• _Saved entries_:
********
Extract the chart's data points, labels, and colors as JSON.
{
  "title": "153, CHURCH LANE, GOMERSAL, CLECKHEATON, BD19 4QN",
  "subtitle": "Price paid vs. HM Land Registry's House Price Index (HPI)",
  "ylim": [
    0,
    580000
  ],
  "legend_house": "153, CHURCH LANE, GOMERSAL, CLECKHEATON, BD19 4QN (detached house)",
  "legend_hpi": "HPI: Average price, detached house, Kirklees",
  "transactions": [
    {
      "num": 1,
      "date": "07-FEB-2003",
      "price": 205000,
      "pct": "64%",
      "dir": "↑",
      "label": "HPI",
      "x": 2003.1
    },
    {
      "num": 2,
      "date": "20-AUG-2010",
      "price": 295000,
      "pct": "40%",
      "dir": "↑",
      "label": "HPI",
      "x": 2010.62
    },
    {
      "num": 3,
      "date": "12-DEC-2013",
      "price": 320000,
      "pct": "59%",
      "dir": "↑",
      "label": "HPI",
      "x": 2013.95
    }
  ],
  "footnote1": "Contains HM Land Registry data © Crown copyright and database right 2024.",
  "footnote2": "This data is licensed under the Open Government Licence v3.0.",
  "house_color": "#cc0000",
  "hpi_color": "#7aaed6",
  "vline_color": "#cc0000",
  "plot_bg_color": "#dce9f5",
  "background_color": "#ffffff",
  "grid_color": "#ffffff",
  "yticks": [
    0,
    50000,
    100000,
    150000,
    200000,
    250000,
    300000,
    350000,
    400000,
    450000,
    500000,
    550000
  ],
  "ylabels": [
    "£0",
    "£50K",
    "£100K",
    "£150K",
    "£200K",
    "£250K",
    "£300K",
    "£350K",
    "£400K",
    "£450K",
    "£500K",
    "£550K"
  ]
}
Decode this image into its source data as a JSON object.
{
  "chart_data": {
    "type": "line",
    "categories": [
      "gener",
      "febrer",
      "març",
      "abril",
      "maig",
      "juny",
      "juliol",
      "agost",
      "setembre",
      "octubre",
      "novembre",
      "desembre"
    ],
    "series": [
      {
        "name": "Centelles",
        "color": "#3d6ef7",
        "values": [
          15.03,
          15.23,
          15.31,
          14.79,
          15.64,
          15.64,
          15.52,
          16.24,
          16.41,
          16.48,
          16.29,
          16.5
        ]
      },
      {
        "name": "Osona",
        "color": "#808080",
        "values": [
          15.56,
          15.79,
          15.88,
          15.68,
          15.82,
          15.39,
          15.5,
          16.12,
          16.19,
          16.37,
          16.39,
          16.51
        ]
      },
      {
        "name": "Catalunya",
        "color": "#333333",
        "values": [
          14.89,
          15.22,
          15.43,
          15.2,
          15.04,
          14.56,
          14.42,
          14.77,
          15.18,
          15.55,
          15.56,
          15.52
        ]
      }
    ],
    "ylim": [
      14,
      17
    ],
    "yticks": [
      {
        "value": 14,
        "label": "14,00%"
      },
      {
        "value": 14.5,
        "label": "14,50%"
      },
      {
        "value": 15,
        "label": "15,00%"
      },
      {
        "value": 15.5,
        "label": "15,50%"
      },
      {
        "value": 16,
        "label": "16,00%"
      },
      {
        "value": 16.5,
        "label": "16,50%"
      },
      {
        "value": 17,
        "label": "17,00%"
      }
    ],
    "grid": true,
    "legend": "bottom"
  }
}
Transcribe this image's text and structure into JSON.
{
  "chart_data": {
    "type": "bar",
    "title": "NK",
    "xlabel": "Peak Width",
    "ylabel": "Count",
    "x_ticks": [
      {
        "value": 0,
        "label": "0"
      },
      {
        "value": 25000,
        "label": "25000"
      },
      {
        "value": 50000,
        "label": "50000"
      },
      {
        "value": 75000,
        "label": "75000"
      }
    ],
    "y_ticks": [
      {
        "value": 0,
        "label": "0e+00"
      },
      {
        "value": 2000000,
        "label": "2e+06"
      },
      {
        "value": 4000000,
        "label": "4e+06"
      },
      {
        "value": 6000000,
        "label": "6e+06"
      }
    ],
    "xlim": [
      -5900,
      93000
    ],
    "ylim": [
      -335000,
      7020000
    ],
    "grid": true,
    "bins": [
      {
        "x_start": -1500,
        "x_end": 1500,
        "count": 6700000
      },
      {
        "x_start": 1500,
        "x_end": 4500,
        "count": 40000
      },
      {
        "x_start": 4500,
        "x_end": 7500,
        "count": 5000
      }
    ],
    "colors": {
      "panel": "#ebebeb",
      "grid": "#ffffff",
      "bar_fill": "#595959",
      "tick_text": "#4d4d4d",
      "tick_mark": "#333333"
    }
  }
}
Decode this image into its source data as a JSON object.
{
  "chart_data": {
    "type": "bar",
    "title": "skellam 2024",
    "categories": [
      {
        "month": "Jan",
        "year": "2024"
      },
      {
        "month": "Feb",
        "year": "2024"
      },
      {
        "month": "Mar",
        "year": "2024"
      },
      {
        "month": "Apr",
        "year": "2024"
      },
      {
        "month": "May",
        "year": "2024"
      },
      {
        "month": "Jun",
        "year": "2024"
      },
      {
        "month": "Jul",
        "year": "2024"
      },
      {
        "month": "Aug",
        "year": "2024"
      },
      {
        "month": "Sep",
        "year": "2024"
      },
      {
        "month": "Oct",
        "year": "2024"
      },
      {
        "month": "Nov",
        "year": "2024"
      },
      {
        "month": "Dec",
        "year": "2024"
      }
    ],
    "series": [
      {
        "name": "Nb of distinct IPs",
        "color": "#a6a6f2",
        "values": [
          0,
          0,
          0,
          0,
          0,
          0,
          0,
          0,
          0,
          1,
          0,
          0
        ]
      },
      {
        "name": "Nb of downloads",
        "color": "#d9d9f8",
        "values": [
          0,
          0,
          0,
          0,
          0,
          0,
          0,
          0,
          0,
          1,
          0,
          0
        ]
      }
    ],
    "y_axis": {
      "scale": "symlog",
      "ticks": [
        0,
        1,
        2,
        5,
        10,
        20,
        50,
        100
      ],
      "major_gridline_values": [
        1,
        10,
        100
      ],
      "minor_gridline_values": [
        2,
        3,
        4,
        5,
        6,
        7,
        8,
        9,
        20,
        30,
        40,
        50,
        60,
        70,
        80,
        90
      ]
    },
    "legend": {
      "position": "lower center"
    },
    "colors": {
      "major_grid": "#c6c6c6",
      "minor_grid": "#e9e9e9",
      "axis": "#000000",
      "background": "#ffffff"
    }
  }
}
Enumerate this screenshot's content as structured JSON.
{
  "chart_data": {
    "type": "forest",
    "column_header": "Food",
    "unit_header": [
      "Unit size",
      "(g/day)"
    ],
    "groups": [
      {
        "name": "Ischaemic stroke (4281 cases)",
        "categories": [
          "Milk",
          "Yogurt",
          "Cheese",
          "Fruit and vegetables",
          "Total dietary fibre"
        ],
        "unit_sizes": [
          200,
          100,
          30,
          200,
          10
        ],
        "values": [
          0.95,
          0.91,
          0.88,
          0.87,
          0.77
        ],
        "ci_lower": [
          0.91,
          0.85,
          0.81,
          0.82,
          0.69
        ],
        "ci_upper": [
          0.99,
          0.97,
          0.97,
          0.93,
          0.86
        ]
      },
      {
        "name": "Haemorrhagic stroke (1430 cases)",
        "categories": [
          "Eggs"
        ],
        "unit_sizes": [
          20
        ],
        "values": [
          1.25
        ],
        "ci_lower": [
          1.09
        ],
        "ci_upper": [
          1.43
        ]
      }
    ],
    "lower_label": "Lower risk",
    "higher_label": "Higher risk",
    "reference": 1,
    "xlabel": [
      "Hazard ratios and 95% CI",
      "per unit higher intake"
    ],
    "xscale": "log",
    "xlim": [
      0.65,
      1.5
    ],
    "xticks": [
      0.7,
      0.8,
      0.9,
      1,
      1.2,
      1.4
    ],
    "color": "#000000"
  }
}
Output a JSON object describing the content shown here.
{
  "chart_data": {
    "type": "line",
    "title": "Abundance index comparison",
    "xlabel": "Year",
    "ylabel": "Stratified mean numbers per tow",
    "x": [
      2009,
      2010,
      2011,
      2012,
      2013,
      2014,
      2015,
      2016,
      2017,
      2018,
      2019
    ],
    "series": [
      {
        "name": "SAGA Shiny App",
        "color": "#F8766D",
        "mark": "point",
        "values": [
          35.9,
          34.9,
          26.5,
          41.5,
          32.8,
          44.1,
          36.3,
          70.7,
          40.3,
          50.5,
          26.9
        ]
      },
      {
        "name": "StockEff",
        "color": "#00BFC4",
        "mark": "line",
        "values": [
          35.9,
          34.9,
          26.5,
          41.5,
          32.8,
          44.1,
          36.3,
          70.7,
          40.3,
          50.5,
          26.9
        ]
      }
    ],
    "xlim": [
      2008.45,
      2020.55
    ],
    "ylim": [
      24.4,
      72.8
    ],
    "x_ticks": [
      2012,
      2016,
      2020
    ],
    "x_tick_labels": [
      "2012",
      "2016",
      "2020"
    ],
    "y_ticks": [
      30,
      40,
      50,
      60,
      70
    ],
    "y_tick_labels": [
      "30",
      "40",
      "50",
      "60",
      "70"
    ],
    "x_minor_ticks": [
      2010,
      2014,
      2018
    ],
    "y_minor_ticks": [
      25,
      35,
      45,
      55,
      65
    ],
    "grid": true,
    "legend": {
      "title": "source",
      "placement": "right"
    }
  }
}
********
• _What to produce_:
State the count of lines that contain the string "date". Nothing else is needed.

• _Solved problem_:
3